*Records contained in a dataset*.
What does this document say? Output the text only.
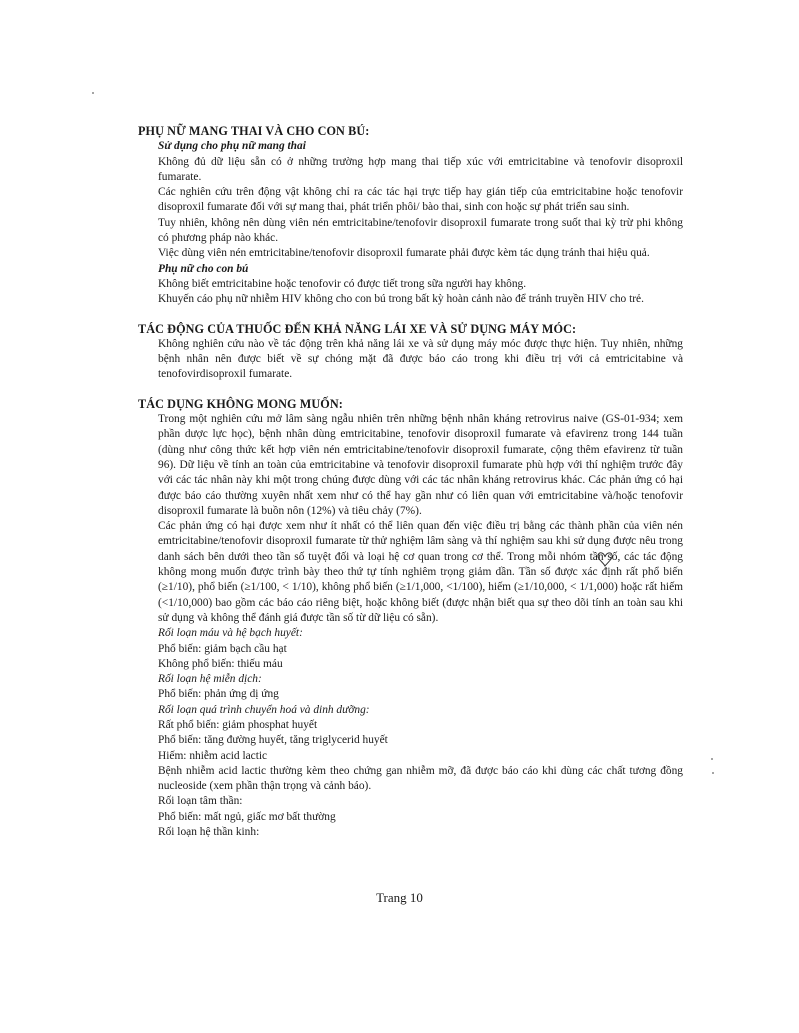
PHỤ NỮ MANG THAI VÀ CHO CON BÚ:

Sử dụng cho phụ nữ mang thai

Không đủ dữ liệu sẵn có ở những trường hợp mang thai tiếp xúc với emtricitabine và tenofovir disoproxil fumarate.

Các nghiên cứu trên động vật không chỉ ra các tác hại trực tiếp hay gián tiếp của emtricitabine hoặc tenofovir disoproxil fumarate đối với sự mang thai, phát triển phôi/ bào thai, sinh con hoặc sự phát triển sau sinh.

Tuy nhiên, không nên dùng viên nén emtricitabine/tenofovir disoproxil fumarate trong suốt thai kỳ trừ phi không có phương pháp nào khác.

Việc dùng viên nén emtricitabine/tenofovir disoproxil fumarate phải được kèm tác dụng tránh thai hiệu quả.

Phụ nữ cho con bú

Không biết emtricitabine hoặc tenofovir có được tiết trong sữa người hay không.

Khuyến cáo phụ nữ nhiễm HIV không cho con bú trong bất kỳ hoàn cảnh nào để tránh truyền HIV cho trẻ.

TÁC ĐỘNG CỦA THUỐC ĐẾN KHẢ NĂNG LÁI XE VÀ SỬ DỤNG MÁY MÓC:

Không nghiên cứu nào về tác động trên khả năng lái xe và sử dụng máy móc được thực hiện. Tuy nhiên, những bệnh nhân nên được biết về sự chóng mặt đã được báo cáo trong khi điều trị với cả emtricitabine và tenofovirdisoproxil fumarate.

TÁC DỤNG KHÔNG MONG MUỐN:

Trong một nghiên cứu mở lâm sàng ngẫu nhiên trên những bệnh nhân kháng retrovirus naive (GS-01-934; xem phần dược lực học), bệnh nhân dùng emtricitabine, tenofovir disoproxil fumarate và efavirenz trong 144 tuần (dùng như công thức kết hợp viên nén emtricitabine/tenofovir disoproxil fumarate, cộng thêm efavirenz từ tuần 96). Dữ liệu về tính an toàn của emtricitabine và tenofovir disoproxil fumarate phù hợp với thí nghiệm trước đây với các tác nhân này khi một trong chúng được dùng với các tác nhân kháng retrovirus khác. Các phản ứng có hại được báo cáo thường xuyên nhất xem như có thể hay gần như có liên quan với emtricitabine và/hoặc tenofovir disoproxil fumarate là buồn nôn (12%) và tiêu chảy (7%).

Các phản ứng có hại được xem như ít nhất có thể liên quan đến việc điều trị bằng các thành phần của viên nén emtricitabine/tenofovir disoproxil fumarate từ thử nghiệm lâm sàng và thí nghiệm sau khi sử dụng được nêu trong danh sách bên dưới theo tần số tuyệt đối và loại hệ cơ quan trong cơ thể. Trong mỗi nhóm tần số, các tác động không mong muốn được trình bày theo thứ tự tính nghiêm trọng giảm dần. Tần số được xác định rất phổ biến (≥1/10), phổ biến (≥1/100, < 1/10), không phổ biến (≥1/1,000, <1/100), hiếm (≥1/10,000, < 1/1,000) hoặc rất hiếm (<1/10,000) bao gồm các báo cáo riêng biệt, hoặc không biết (được nhận biết qua sự theo dõi tính an toàn sau khi sử dụng và không thể đánh giá được tần số từ dữ liệu có sẵn).

Rối loạn máu và hệ bạch huyết:

Phổ biến: giảm bạch cầu hạt

Không phổ biến: thiếu máu

Rối loạn hệ miễn dịch:

Phổ biến: phản ứng dị ứng

Rối loạn quá trình chuyển hoá và dinh dưỡng:

Rất phổ biến: giảm phosphat huyết

Phổ biến: tăng đường huyết, tăng triglycerid huyết

Hiếm: nhiễm acid lactic

Bệnh nhiễm acid lactic thường kèm theo chứng gan nhiễm mỡ, đã được báo cáo khi dùng các chất tương đồng nucleoside (xem phần thận trọng và cảnh báo).

Rối loạn tâm thần:

Phổ biến: mất ngủ, giấc mơ bất thường

Rối loạn hệ thần kinh:

Trang 10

*Prompt*.
Nothing but an exact copy of the data, without its images, should make up your answer.

*The completed task*.
What does this document say? Output the text only.
PHỤ NỮ MANG THAI VÀ CHO CON BÚ:

Sử dụng cho phụ nữ mang thai

Không đủ dữ liệu sẵn có ở những trường hợp mang thai tiếp xúc với emtricitabine và tenofovir disoproxil fumarate.

Các nghiên cứu trên động vật không chỉ ra các tác hại trực tiếp hay gián tiếp của emtricitabine hoặc tenofovir disoproxil fumarate đối với sự mang thai, phát triển phôi/ bào thai, sinh con hoặc sự phát triển sau sinh.

Tuy nhiên, không nên dùng viên nén emtricitabine/tenofovir disoproxil fumarate trong suốt thai kỳ trừ phi không có phương pháp nào khác.

Việc dùng viên nén emtricitabine/tenofovir disoproxil fumarate phải được kèm tác dụng tránh thai hiệu quả.

Phụ nữ cho con bú

Không biết emtricitabine hoặc tenofovir có được tiết trong sữa người hay không.

Khuyến cáo phụ nữ nhiễm HIV không cho con bú trong bất kỳ hoàn cảnh nào để tránh truyền HIV cho trẻ.

TÁC ĐỘNG CỦA THUỐC ĐẾN KHẢ NĂNG LÁI XE VÀ SỬ DỤNG MÁY MÓC:

Không nghiên cứu nào về tác động trên khả năng lái xe và sử dụng máy móc được thực hiện. Tuy nhiên, những bệnh nhân nên được biết về sự chóng mặt đã được báo cáo trong khi điều trị với cả emtricitabine và tenofovirdisoproxil fumarate.

TÁC DỤNG KHÔNG MONG MUỐN:

Trong một nghiên cứu mở lâm sàng ngẫu nhiên trên những bệnh nhân kháng retrovirus naive (GS-01-934; xem phần dược lực học), bệnh nhân dùng emtricitabine, tenofovir disoproxil fumarate và efavirenz trong 144 tuần (dùng như công thức kết hợp viên nén emtricitabine/tenofovir disoproxil fumarate, cộng thêm efavirenz từ tuần 96). Dữ liệu về tính an toàn của emtricitabine và tenofovir disoproxil fumarate phù hợp với thí nghiệm trước đây với các tác nhân này khi một trong chúng được dùng với các tác nhân kháng retrovirus khác. Các phản ứng có hại được báo cáo thường xuyên nhất xem như có thể hay gần như có liên quan với emtricitabine và/hoặc tenofovir disoproxil fumarate là buồn nôn (12%) và tiêu chảy (7%).

Các phản ứng có hại được xem như ít nhất có thể liên quan đến việc điều trị bằng các thành phần của viên nén emtricitabine/tenofovir disoproxil fumarate từ thử nghiệm lâm sàng và thí nghiệm sau khi sử dụng được nêu trong danh sách bên dưới theo tần số tuyệt đối và loại hệ cơ quan trong cơ thể. Trong mỗi nhóm tần số, các tác động không mong muốn được trình bày theo thứ tự tính nghiêm trọng giảm dần. Tần số được xác định rất phổ biến (≥1/10), phổ biến (≥1/100, < 1/10), không phổ biến (≥1/1,000, <1/100), hiếm (≥1/10,000, < 1/1,000) hoặc rất hiếm (<1/10,000) bao gồm các báo cáo riêng biệt, hoặc không biết (được nhận biết qua sự theo dõi tính an toàn sau khi sử dụng và không thể đánh giá được tần số từ dữ liệu có sẵn).

Rối loạn máu và hệ bạch huyết:

Phổ biến: giảm bạch cầu hạt

Không phổ biến: thiếu máu

Rối loạn hệ miễn dịch:

Phổ biến: phản ứng dị ứng

Rối loạn quá trình chuyển hoá và dinh dưỡng:

Rất phổ biến: giảm phosphat huyết

Phổ biến: tăng đường huyết, tăng triglycerid huyết

Hiếm: nhiễm acid lactic

Bệnh nhiễm acid lactic thường kèm theo chứng gan nhiễm mỡ, đã được báo cáo khi dùng các chất tương đồng nucleoside (xem phần thận trọng và cảnh báo).

Rối loạn tâm thần:

Phổ biến: mất ngủ, giấc mơ bất thường

Rối loạn hệ thần kinh:

Trang 10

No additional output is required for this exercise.